Short exercise =
Begin with the line holding "Output a JSON" and write out each following line to the end of the data, exactly. Pictures are left out.

Records shown =
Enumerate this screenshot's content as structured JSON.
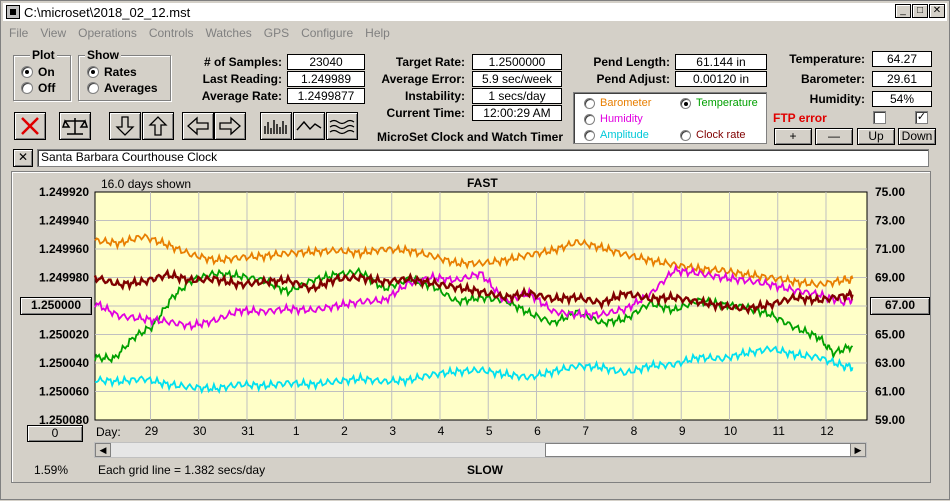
{
  "window": {
    "title": "C:\\microset\\2018_02_12.mst"
  },
  "menu": [
    "File",
    "View",
    "Operations",
    "Controls",
    "Watches",
    "GPS",
    "Configure",
    "Help"
  ],
  "plot": {
    "title": "Plot",
    "on": "On",
    "off": "Off"
  },
  "show": {
    "title": "Show",
    "rates": "Rates",
    "averages": "Averages"
  },
  "stats": {
    "samples_label": "# of Samples:",
    "samples": "23040",
    "last_label": "Last Reading:",
    "last": "1.249989",
    "avg_rate_label": "Average Rate:",
    "avg_rate": "1.2499877",
    "target_label": "Target Rate:",
    "target": "1.2500000",
    "avg_err_label": "Average Error:",
    "avg_err": "5.9 sec/week",
    "instab_label": "Instability:",
    "instab": "1 secs/day",
    "time_label": "Current Time:",
    "time": "12:00:29 AM",
    "pend_len_label": "Pend Length:",
    "pend_len": "61.144 in",
    "pend_adj_label": "Pend Adjust:",
    "pend_adj": "0.00120 in",
    "temp_label": "Temperature:",
    "temp": "64.27",
    "baro_label": "Barometer:",
    "baro": "29.61",
    "hum_label": "Humidity:",
    "hum": "54%"
  },
  "app_name": "MicroSet Clock and Watch Timer",
  "options": {
    "barometer": "Barometer",
    "temperature": "Temperature",
    "humidity": "Humidity",
    "amplitude": "Amplitude",
    "clock_rate": "Clock rate",
    "colors": {
      "barometer": "#e87e00",
      "temperature": "#00a000",
      "humidity": "#e000e0",
      "amplitude": "#00d0e0",
      "clock_rate": "#800000"
    }
  },
  "ftp": {
    "label": "FTP error"
  },
  "adjust_buttons": {
    "plus": "+",
    "minus": "—",
    "up": "Up",
    "down": "Down"
  },
  "description": "Santa Barbara Courthouse Clock",
  "chart_header": {
    "days_shown": "16.0 days shown",
    "fast": "FAST",
    "slow": "SLOW",
    "grid": "Each grid line = 1.382 secs/day",
    "percent": "1.59%",
    "day_label": "Day:"
  },
  "left_buttons": {
    "center": "1.250000",
    "zero": "0"
  },
  "right_button": "67.00",
  "chart_data": {
    "type": "line",
    "background": "#ffffc8",
    "y_left_ticks": [
      "1.249920",
      "1.249940",
      "1.249960",
      "1.249980",
      "1.250000",
      "1.250020",
      "1.250040",
      "1.250060",
      "1.250080"
    ],
    "y_left_range": [
      1.24992,
      1.25008
    ],
    "y_right_ticks": [
      "75.00",
      "73.00",
      "71.00",
      "69.00",
      "67.00",
      "65.00",
      "63.00",
      "61.00",
      "59.00"
    ],
    "y_right_range": [
      59,
      75
    ],
    "x_day_ticks": [
      "29",
      "30",
      "31",
      "1",
      "2",
      "3",
      "4",
      "5",
      "6",
      "7",
      "8",
      "9",
      "10",
      "11",
      "12"
    ],
    "x_range": [
      0,
      16
    ],
    "series": [
      {
        "color": "#e87e00",
        "axis": "right",
        "values": [
          [
            0,
            71.6
          ],
          [
            0.5,
            71.4
          ],
          [
            1,
            71.9
          ],
          [
            1.5,
            71.3
          ],
          [
            2,
            70.6
          ],
          [
            2.5,
            70.2
          ],
          [
            3,
            70.4
          ],
          [
            3.5,
            70.5
          ],
          [
            4,
            70.7
          ],
          [
            4.5,
            70.8
          ],
          [
            5,
            70.9
          ],
          [
            5.5,
            70.7
          ],
          [
            6,
            71.0
          ],
          [
            6.5,
            70.9
          ],
          [
            7,
            70.5
          ],
          [
            7.5,
            70.0
          ],
          [
            8,
            70.0
          ],
          [
            8.5,
            70.2
          ],
          [
            9,
            70.6
          ],
          [
            9.5,
            70.9
          ],
          [
            10,
            71.5
          ],
          [
            10.5,
            71.1
          ],
          [
            11,
            70.6
          ],
          [
            11.5,
            70.2
          ],
          [
            12,
            69.9
          ],
          [
            12.5,
            69.6
          ],
          [
            13,
            69.5
          ],
          [
            13.5,
            69.2
          ],
          [
            14,
            69.0
          ],
          [
            14.5,
            68.7
          ],
          [
            15,
            68.5
          ],
          [
            15.5,
            68.8
          ],
          [
            15.7,
            68.9
          ]
        ]
      },
      {
        "color": "#00a000",
        "axis": "right",
        "values": [
          [
            0,
            63.4
          ],
          [
            0.4,
            63.3
          ],
          [
            0.8,
            64.8
          ],
          [
            1.2,
            65.6
          ],
          [
            1.6,
            67.6
          ],
          [
            2,
            68.8
          ],
          [
            2.5,
            69.3
          ],
          [
            3,
            69.1
          ],
          [
            3.5,
            68.8
          ],
          [
            4,
            68.0
          ],
          [
            4.5,
            68.8
          ],
          [
            5,
            69.2
          ],
          [
            5.5,
            69.4
          ],
          [
            6,
            68.2
          ],
          [
            6.5,
            68.9
          ],
          [
            7,
            68.4
          ],
          [
            7.5,
            67.3
          ],
          [
            8,
            67.6
          ],
          [
            8.5,
            67.4
          ],
          [
            9,
            66.5
          ],
          [
            9.5,
            65.8
          ],
          [
            10,
            66.6
          ],
          [
            10.5,
            65.8
          ],
          [
            11,
            66.1
          ],
          [
            11.5,
            67.2
          ],
          [
            12,
            66.7
          ],
          [
            12.5,
            67.4
          ],
          [
            13,
            67.1
          ],
          [
            13.5,
            66.9
          ],
          [
            14,
            66.4
          ],
          [
            14.5,
            65.5
          ],
          [
            15,
            64.8
          ],
          [
            15.3,
            63.7
          ],
          [
            15.7,
            64.2
          ]
        ]
      },
      {
        "color": "#e000e0",
        "axis": "right",
        "values": [
          [
            0,
            67.2
          ],
          [
            0.5,
            66.3
          ],
          [
            1,
            66.1
          ],
          [
            1.5,
            65.9
          ],
          [
            2,
            65.6
          ],
          [
            2.5,
            66.0
          ],
          [
            3,
            66.7
          ],
          [
            3.5,
            66.6
          ],
          [
            4,
            66.8
          ],
          [
            4.5,
            66.7
          ],
          [
            5,
            67.0
          ],
          [
            5.5,
            67.3
          ],
          [
            6,
            67.4
          ],
          [
            6.5,
            68.6
          ],
          [
            7,
            69.0
          ],
          [
            7.5,
            68.8
          ],
          [
            8,
            69.3
          ],
          [
            8.5,
            67.3
          ],
          [
            9,
            67.9
          ],
          [
            9.5,
            66.6
          ],
          [
            10,
            66.4
          ],
          [
            10.5,
            66.4
          ],
          [
            11,
            66.8
          ],
          [
            11.5,
            67.8
          ],
          [
            12,
            69.5
          ],
          [
            12.5,
            69.3
          ],
          [
            13,
            69.0
          ],
          [
            13.5,
            68.8
          ],
          [
            14,
            68.5
          ],
          [
            14.5,
            68.1
          ],
          [
            15,
            67.8
          ],
          [
            15.5,
            67.3
          ],
          [
            15.7,
            67.5
          ]
        ]
      },
      {
        "color": "#00e0f0",
        "axis": "right",
        "values": [
          [
            0,
            61.8
          ],
          [
            0.5,
            61.7
          ],
          [
            1,
            61.9
          ],
          [
            1.5,
            61.5
          ],
          [
            2,
            61.3
          ],
          [
            2.5,
            61.2
          ],
          [
            3,
            61.5
          ],
          [
            3.5,
            61.4
          ],
          [
            4,
            61.6
          ],
          [
            4.5,
            61.5
          ],
          [
            5,
            61.7
          ],
          [
            5.5,
            61.9
          ],
          [
            6,
            61.7
          ],
          [
            6.5,
            61.8
          ],
          [
            7,
            62.2
          ],
          [
            7.5,
            62.4
          ],
          [
            8,
            62.5
          ],
          [
            8.5,
            62.2
          ],
          [
            9,
            62.0
          ],
          [
            9.5,
            62.4
          ],
          [
            10,
            62.8
          ],
          [
            10.5,
            62.7
          ],
          [
            11,
            62.3
          ],
          [
            11.5,
            62.8
          ],
          [
            12,
            62.9
          ],
          [
            12.5,
            63.4
          ],
          [
            13,
            63.3
          ],
          [
            13.5,
            63.7
          ],
          [
            14,
            64.0
          ],
          [
            14.5,
            63.6
          ],
          [
            15,
            63.4
          ],
          [
            15.5,
            62.8
          ],
          [
            15.7,
            62.7
          ]
        ]
      },
      {
        "color": "#800000",
        "axis": "right",
        "values": [
          [
            0,
            69.0
          ],
          [
            0.5,
            68.5
          ],
          [
            1,
            68.7
          ],
          [
            1.5,
            69.2
          ],
          [
            2,
            68.8
          ],
          [
            2.5,
            68.9
          ],
          [
            3,
            68.5
          ],
          [
            3.5,
            68.7
          ],
          [
            4,
            68.8
          ],
          [
            4.5,
            68.2
          ],
          [
            5,
            68.9
          ],
          [
            5.5,
            69.0
          ],
          [
            6,
            68.7
          ],
          [
            6.5,
            68.9
          ],
          [
            7,
            68.6
          ],
          [
            7.5,
            68.3
          ],
          [
            8,
            68.0
          ],
          [
            8.5,
            67.6
          ],
          [
            9,
            67.9
          ],
          [
            9.5,
            67.5
          ],
          [
            10,
            67.6
          ],
          [
            10.5,
            67.2
          ],
          [
            11,
            67.9
          ],
          [
            11.5,
            67.5
          ],
          [
            12,
            67.6
          ],
          [
            12.5,
            67.3
          ],
          [
            13,
            67.0
          ],
          [
            13.5,
            66.8
          ],
          [
            14,
            67.1
          ],
          [
            14.5,
            67.6
          ],
          [
            15,
            67.4
          ],
          [
            15.5,
            67.7
          ],
          [
            15.7,
            67.8
          ]
        ]
      }
    ]
  }
}
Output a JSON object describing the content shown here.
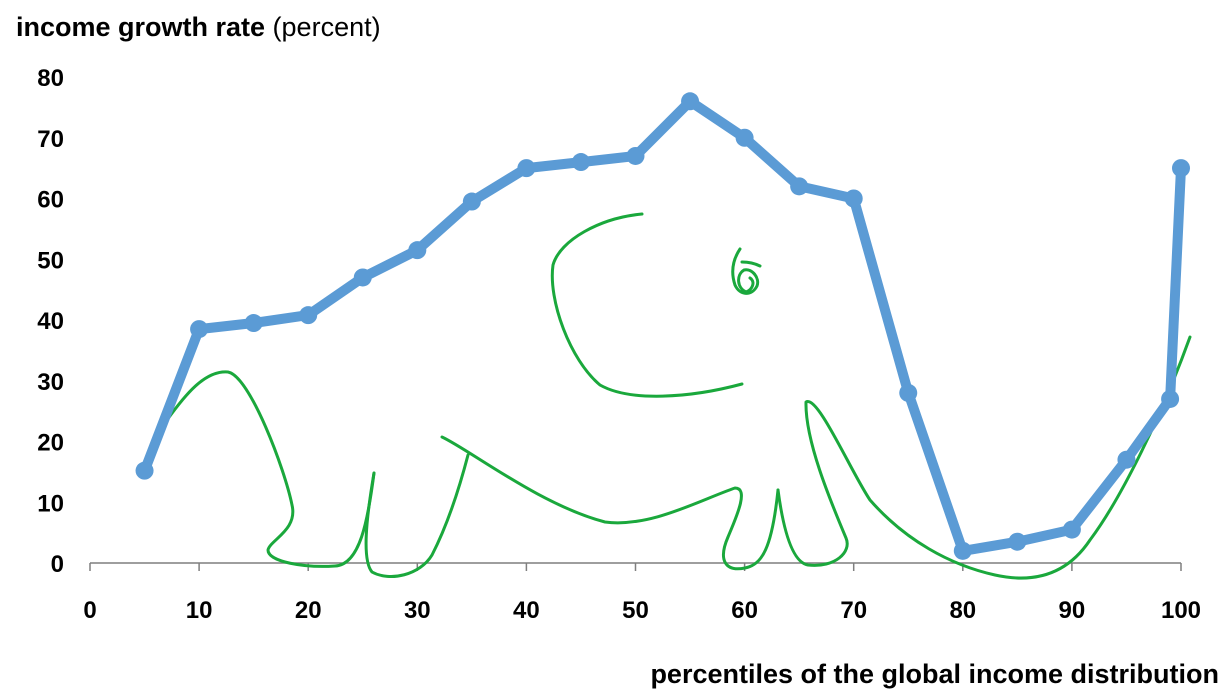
{
  "chart_data": {
    "type": "line",
    "ylabel_bold": "income growth rate",
    "ylabel_normal": " (percent)",
    "xlabel": "percentiles of the global income distribution",
    "x_ticks": [
      0,
      10,
      20,
      30,
      40,
      50,
      60,
      70,
      80,
      90,
      100
    ],
    "y_ticks": [
      0,
      10,
      20,
      30,
      40,
      50,
      60,
      70,
      80
    ],
    "xlim": [
      0,
      100
    ],
    "ylim": [
      0,
      80
    ],
    "grid": false,
    "legend": "none",
    "series": [
      {
        "x": [
          5,
          10,
          15,
          20,
          25,
          30,
          35,
          40,
          45,
          50,
          55,
          60,
          65,
          70,
          75,
          80,
          85,
          90,
          95,
          99,
          100
        ],
        "y": [
          15.2,
          38.5,
          39.5,
          40.8,
          47,
          51.5,
          59.5,
          65,
          66,
          67,
          76,
          70,
          62,
          60,
          28,
          2,
          3.5,
          5.5,
          17,
          27,
          65
        ],
        "color": "#5b9bd5"
      }
    ],
    "annotation_color": "#1aa83c"
  }
}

Completed task =
Output a JSON object describing the content shown here.
{
  "chart_data": {
    "type": "line",
    "ylabel_bold": "income growth rate",
    "ylabel_normal": " (percent)",
    "xlabel": "percentiles of the global income distribution",
    "x_ticks": [
      0,
      10,
      20,
      30,
      40,
      50,
      60,
      70,
      80,
      90,
      100
    ],
    "y_ticks": [
      0,
      10,
      20,
      30,
      40,
      50,
      60,
      70,
      80
    ],
    "xlim": [
      0,
      100
    ],
    "ylim": [
      0,
      80
    ],
    "grid": false,
    "legend": "none",
    "series": [
      {
        "x": [
          5,
          10,
          15,
          20,
          25,
          30,
          35,
          40,
          45,
          50,
          55,
          60,
          65,
          70,
          75,
          80,
          85,
          90,
          95,
          99,
          100
        ],
        "y": [
          15.2,
          38.5,
          39.5,
          40.8,
          47,
          51.5,
          59.5,
          65,
          66,
          67,
          76,
          70,
          62,
          60,
          28,
          2,
          3.5,
          5.5,
          17,
          27,
          65
        ],
        "color": "#5b9bd5"
      }
    ],
    "annotation_color": "#1aa83c"
  }
}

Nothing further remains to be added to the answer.